- TEXT SECTION -
Which is true if you are a fan of literature, or theater. Or witty word play and action. 1599 is the year that William Shakespeare, already established as a great poet and playwright, elevated his game and became a writer for the ages. The Bard wrote Henry the Fifth, Julius Caeser, As You Like It and Hamlet - all in this one year. Author James Shapiro covers that one year in A Year In The Life of William Shakespeare, in which he pieces together where Shakespeare was hanging out, what he was reading, etc., when he went on this creative binge.

The above is one of a few books I found, going through the Books I Never Got Around to Writing About in 2005 But Should Have. Also:

“Music Through The Floor,” by Eric Puchner. This collection of short stories is earning big praise from critics, and I like the stories I have read.

“Harvard’s Secret Court: The Savage 1920 Purge of Campus Homosexuals,” by William Wright. The title says it all, and no less a personage than Joyce Carol Oates calls it “disturbing and illuminating.”

- PROVIDED INFORMATION -
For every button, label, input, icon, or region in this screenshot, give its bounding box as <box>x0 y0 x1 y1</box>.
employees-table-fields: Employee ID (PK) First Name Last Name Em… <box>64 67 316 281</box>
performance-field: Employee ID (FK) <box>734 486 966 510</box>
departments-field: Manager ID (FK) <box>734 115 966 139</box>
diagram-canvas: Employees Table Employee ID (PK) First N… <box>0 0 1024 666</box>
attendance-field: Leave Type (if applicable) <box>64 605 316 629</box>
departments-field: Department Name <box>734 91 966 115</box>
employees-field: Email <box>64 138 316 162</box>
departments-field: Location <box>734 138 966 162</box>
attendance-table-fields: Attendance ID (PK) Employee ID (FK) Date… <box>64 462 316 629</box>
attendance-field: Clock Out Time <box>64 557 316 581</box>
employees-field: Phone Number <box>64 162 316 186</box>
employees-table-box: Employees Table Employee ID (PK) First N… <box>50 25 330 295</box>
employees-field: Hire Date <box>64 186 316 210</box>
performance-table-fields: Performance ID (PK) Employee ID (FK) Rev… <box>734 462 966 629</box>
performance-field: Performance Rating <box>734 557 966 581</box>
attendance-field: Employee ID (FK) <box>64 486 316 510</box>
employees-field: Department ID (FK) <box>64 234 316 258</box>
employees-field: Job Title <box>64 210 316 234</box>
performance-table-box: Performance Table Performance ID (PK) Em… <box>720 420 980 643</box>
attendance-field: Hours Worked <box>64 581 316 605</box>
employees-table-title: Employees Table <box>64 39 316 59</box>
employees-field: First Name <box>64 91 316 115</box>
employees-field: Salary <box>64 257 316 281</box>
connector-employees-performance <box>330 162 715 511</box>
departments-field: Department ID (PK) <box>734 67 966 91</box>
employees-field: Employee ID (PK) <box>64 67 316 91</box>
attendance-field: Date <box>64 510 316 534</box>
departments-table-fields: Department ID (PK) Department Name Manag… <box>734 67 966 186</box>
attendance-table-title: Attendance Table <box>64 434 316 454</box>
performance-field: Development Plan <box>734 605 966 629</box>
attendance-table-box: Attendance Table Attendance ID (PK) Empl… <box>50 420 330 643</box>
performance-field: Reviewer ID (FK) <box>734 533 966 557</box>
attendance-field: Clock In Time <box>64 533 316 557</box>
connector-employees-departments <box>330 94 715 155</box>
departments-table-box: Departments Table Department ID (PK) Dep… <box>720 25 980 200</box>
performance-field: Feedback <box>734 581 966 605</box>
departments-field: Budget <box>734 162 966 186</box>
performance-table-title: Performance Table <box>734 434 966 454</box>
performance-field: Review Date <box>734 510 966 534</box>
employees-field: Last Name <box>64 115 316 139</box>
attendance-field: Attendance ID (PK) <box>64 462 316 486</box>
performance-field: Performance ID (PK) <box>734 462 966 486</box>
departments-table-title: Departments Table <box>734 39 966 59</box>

- PROMPT A -
In the book notes, who calls the book about Harvard's secret court "disturbing and illuminating"?
- PROMPT B -
Reproduce the part of the book notes starting at "Which is true" and ending at "I have read.".

- ANSWER SECTION A -
Joyce Carol Oates.

- ANSWER SECTION B -
Which is true if you are a fan of literature, or theater. Or witty word play and action. 1599 is the year that William Shakespeare, already established as a great poet and playwright, elevated his game and became a writer for the ages. The Bard wrote Henry the Fifth, Julius Caeser, As You Like It and Hamlet - all in this one year. Author James Shapiro covers that one year in A Year In The Life of William Shakespeare, in which he pieces together where Shakespeare was hanging out, what he was reading, etc., when he went on this creative binge.

The above is one of a few books I found, going through the Books I Never Got Around to Writing About in 2005 But Should Have. Also:

“Music Through The Floor,” by Eric Puchner. This collection of short stories is earning big praise from critics, and I like the stories I have read.